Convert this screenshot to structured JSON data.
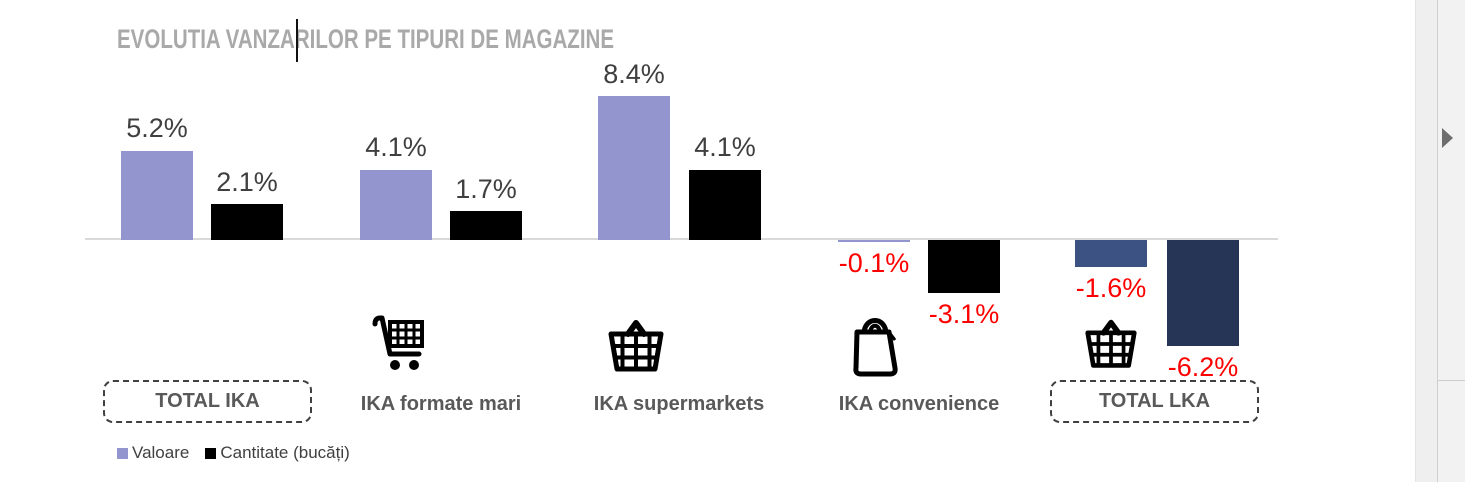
{
  "title": "EVOLUTIA VANZARILOR PE TIPURI DE MAGAZINE",
  "colors": {
    "valoare": "#9396CE",
    "cantitate": "#000000",
    "lka_valoare": "#3C5282",
    "lka_cantitate": "#263555",
    "value_label": "#3F3F3F",
    "negative_label": "#FF0000",
    "category_label": "#595959",
    "title_text": "#A9A9A9",
    "axis_line": "#D9D9D9"
  },
  "legend": {
    "items": [
      {
        "label": "Valoare",
        "color": "#9396CE"
      },
      {
        "label": "Cantitate (bucăți)",
        "color": "#000000"
      }
    ]
  },
  "chart_data": {
    "type": "bar",
    "title": "EVOLUTIA VANZARILOR PE TIPURI DE MAGAZINE",
    "unit": "%",
    "baseline": 0,
    "grid": false,
    "legend_position": "bottom-left",
    "categories": [
      "TOTAL IKA",
      "IKA formate mari",
      "IKA supermarkets",
      "IKA convenience",
      "TOTAL LKA"
    ],
    "series": [
      {
        "name": "Valoare",
        "values": [
          5.2,
          4.1,
          8.4,
          -0.1,
          -1.6
        ]
      },
      {
        "name": "Cantitate (bucăți)",
        "values": [
          2.1,
          1.7,
          4.1,
          -3.1,
          -6.2
        ]
      }
    ],
    "groups": [
      {
        "label": "TOTAL IKA",
        "boxed": true,
        "icon": null,
        "labels": [
          "5.2%",
          "2.1%"
        ],
        "colors": [
          "#9396CE",
          "#000000"
        ]
      },
      {
        "label": "IKA formate mari",
        "boxed": false,
        "icon": "shopping-cart",
        "labels": [
          "4.1%",
          "1.7%"
        ],
        "colors": [
          "#9396CE",
          "#000000"
        ]
      },
      {
        "label": "IKA supermarkets",
        "boxed": false,
        "icon": "shopping-basket",
        "labels": [
          "8.4%",
          "4.1%"
        ],
        "colors": [
          "#9396CE",
          "#000000"
        ]
      },
      {
        "label": "IKA convenience",
        "boxed": false,
        "icon": "shopping-bag",
        "labels": [
          "-0.1%",
          "-3.1%"
        ],
        "colors": [
          "#9396CE",
          "#000000"
        ]
      },
      {
        "label": "TOTAL LKA",
        "boxed": true,
        "icon": "shopping-basket",
        "labels": [
          "-1.6%",
          "-6.2%"
        ],
        "colors": [
          "#3C5282",
          "#263555"
        ]
      }
    ]
  }
}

Your instructions: Output, exactly, all the records above; include no pictures.

Response to this task:
Convert this screenshot to structured JSON data.
{
  "title": "EVOLUTIA VANZARILOR PE TIPURI DE MAGAZINE",
  "colors": {
    "valoare": "#9396CE",
    "cantitate": "#000000",
    "lka_valoare": "#3C5282",
    "lka_cantitate": "#263555",
    "value_label": "#3F3F3F",
    "negative_label": "#FF0000",
    "category_label": "#595959",
    "title_text": "#A9A9A9",
    "axis_line": "#D9D9D9"
  },
  "legend": {
    "items": [
      {
        "label": "Valoare",
        "color": "#9396CE"
      },
      {
        "label": "Cantitate (bucăți)",
        "color": "#000000"
      }
    ]
  },
  "chart_data": {
    "type": "bar",
    "title": "EVOLUTIA VANZARILOR PE TIPURI DE MAGAZINE",
    "unit": "%",
    "baseline": 0,
    "grid": false,
    "legend_position": "bottom-left",
    "categories": [
      "TOTAL IKA",
      "IKA formate mari",
      "IKA supermarkets",
      "IKA convenience",
      "TOTAL LKA"
    ],
    "series": [
      {
        "name": "Valoare",
        "values": [
          5.2,
          4.1,
          8.4,
          -0.1,
          -1.6
        ]
      },
      {
        "name": "Cantitate (bucăți)",
        "values": [
          2.1,
          1.7,
          4.1,
          -3.1,
          -6.2
        ]
      }
    ],
    "groups": [
      {
        "label": "TOTAL IKA",
        "boxed": true,
        "icon": null,
        "labels": [
          "5.2%",
          "2.1%"
        ],
        "colors": [
          "#9396CE",
          "#000000"
        ]
      },
      {
        "label": "IKA formate mari",
        "boxed": false,
        "icon": "shopping-cart",
        "labels": [
          "4.1%",
          "1.7%"
        ],
        "colors": [
          "#9396CE",
          "#000000"
        ]
      },
      {
        "label": "IKA supermarkets",
        "boxed": false,
        "icon": "shopping-basket",
        "labels": [
          "8.4%",
          "4.1%"
        ],
        "colors": [
          "#9396CE",
          "#000000"
        ]
      },
      {
        "label": "IKA convenience",
        "boxed": false,
        "icon": "shopping-bag",
        "labels": [
          "-0.1%",
          "-3.1%"
        ],
        "colors": [
          "#9396CE",
          "#000000"
        ]
      },
      {
        "label": "TOTAL LKA",
        "boxed": true,
        "icon": "shopping-basket",
        "labels": [
          "-1.6%",
          "-6.2%"
        ],
        "colors": [
          "#3C5282",
          "#263555"
        ]
      }
    ]
  }
}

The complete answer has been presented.